Rows:
[start]

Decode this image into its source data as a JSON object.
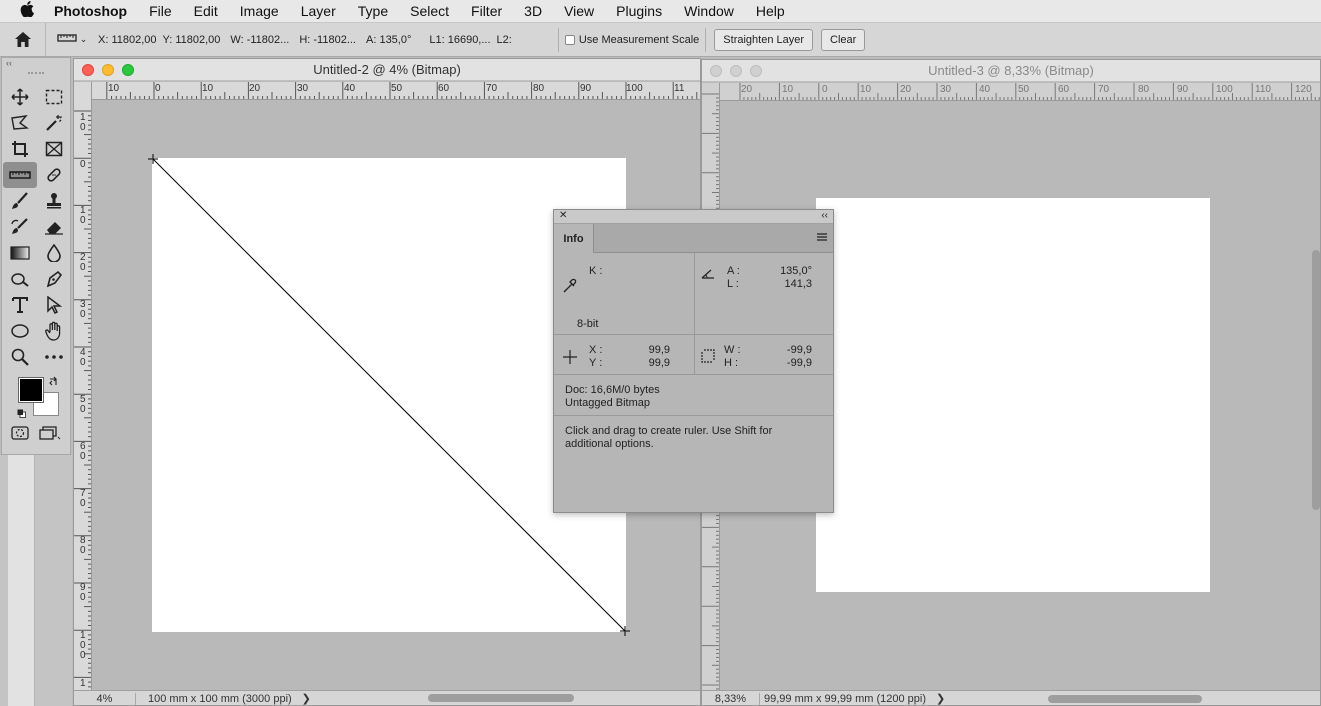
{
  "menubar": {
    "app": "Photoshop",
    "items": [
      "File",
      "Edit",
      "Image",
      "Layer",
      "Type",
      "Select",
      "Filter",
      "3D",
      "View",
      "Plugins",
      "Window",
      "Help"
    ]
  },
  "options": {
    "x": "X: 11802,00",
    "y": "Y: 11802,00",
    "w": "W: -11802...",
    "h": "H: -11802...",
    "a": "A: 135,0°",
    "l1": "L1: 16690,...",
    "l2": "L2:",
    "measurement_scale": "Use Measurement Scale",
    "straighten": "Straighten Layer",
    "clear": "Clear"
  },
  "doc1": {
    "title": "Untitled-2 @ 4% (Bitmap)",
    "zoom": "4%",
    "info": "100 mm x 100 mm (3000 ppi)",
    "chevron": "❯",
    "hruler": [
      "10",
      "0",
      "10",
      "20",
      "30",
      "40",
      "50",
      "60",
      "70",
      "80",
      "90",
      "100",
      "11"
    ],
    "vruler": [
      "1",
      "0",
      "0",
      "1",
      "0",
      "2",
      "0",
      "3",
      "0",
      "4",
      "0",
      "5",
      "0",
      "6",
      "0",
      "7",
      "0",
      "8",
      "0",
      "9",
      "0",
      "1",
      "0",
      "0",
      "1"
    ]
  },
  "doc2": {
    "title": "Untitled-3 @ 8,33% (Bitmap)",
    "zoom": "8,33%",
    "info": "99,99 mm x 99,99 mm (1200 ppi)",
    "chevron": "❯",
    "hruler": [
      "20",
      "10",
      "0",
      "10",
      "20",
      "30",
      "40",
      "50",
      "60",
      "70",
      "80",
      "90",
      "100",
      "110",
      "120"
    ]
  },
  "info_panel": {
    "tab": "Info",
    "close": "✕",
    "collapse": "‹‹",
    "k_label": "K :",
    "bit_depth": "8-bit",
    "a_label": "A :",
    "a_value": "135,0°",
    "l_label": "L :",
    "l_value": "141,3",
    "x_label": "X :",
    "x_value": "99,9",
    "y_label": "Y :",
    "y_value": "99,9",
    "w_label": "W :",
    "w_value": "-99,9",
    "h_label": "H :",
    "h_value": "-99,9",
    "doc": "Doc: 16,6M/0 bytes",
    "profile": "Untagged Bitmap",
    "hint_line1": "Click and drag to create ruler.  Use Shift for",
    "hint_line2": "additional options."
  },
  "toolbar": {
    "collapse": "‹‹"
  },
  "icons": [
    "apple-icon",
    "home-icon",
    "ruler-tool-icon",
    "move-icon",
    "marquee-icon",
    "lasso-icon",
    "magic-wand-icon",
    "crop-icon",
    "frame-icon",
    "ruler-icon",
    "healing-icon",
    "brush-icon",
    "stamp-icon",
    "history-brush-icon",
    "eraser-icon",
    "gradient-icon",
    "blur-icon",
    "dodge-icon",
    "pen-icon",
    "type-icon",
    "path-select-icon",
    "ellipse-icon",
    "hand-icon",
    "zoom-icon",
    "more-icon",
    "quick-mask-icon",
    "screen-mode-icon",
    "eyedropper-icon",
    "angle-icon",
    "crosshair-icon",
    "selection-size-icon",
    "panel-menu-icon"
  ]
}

[end]

Given instruction: Write out each line of the data exactly; the images should be left out.

Written answer:
Decode this image into its source data as a JSON object.
{
  "menubar": {
    "app": "Photoshop",
    "items": [
      "File",
      "Edit",
      "Image",
      "Layer",
      "Type",
      "Select",
      "Filter",
      "3D",
      "View",
      "Plugins",
      "Window",
      "Help"
    ]
  },
  "options": {
    "x": "X: 11802,00",
    "y": "Y: 11802,00",
    "w": "W: -11802...",
    "h": "H: -11802...",
    "a": "A: 135,0°",
    "l1": "L1: 16690,...",
    "l2": "L2:",
    "measurement_scale": "Use Measurement Scale",
    "straighten": "Straighten Layer",
    "clear": "Clear"
  },
  "doc1": {
    "title": "Untitled-2 @ 4% (Bitmap)",
    "zoom": "4%",
    "info": "100 mm x 100 mm (3000 ppi)",
    "chevron": "❯",
    "hruler": [
      "10",
      "0",
      "10",
      "20",
      "30",
      "40",
      "50",
      "60",
      "70",
      "80",
      "90",
      "100",
      "11"
    ],
    "vruler": [
      "1",
      "0",
      "0",
      "1",
      "0",
      "2",
      "0",
      "3",
      "0",
      "4",
      "0",
      "5",
      "0",
      "6",
      "0",
      "7",
      "0",
      "8",
      "0",
      "9",
      "0",
      "1",
      "0",
      "0",
      "1"
    ]
  },
  "doc2": {
    "title": "Untitled-3 @ 8,33% (Bitmap)",
    "zoom": "8,33%",
    "info": "99,99 mm x 99,99 mm (1200 ppi)",
    "chevron": "❯",
    "hruler": [
      "20",
      "10",
      "0",
      "10",
      "20",
      "30",
      "40",
      "50",
      "60",
      "70",
      "80",
      "90",
      "100",
      "110",
      "120"
    ]
  },
  "info_panel": {
    "tab": "Info",
    "close": "✕",
    "collapse": "‹‹",
    "k_label": "K :",
    "bit_depth": "8-bit",
    "a_label": "A :",
    "a_value": "135,0°",
    "l_label": "L :",
    "l_value": "141,3",
    "x_label": "X :",
    "x_value": "99,9",
    "y_label": "Y :",
    "y_value": "99,9",
    "w_label": "W :",
    "w_value": "-99,9",
    "h_label": "H :",
    "h_value": "-99,9",
    "doc": "Doc: 16,6M/0 bytes",
    "profile": "Untagged Bitmap",
    "hint_line1": "Click and drag to create ruler.  Use Shift for",
    "hint_line2": "additional options."
  },
  "toolbar": {
    "collapse": "‹‹"
  },
  "icons": [
    "apple-icon",
    "home-icon",
    "ruler-tool-icon",
    "move-icon",
    "marquee-icon",
    "lasso-icon",
    "magic-wand-icon",
    "crop-icon",
    "frame-icon",
    "ruler-icon",
    "healing-icon",
    "brush-icon",
    "stamp-icon",
    "history-brush-icon",
    "eraser-icon",
    "gradient-icon",
    "blur-icon",
    "dodge-icon",
    "pen-icon",
    "type-icon",
    "path-select-icon",
    "ellipse-icon",
    "hand-icon",
    "zoom-icon",
    "more-icon",
    "quick-mask-icon",
    "screen-mode-icon",
    "eyedropper-icon",
    "angle-icon",
    "crosshair-icon",
    "selection-size-icon",
    "panel-menu-icon"
  ]
}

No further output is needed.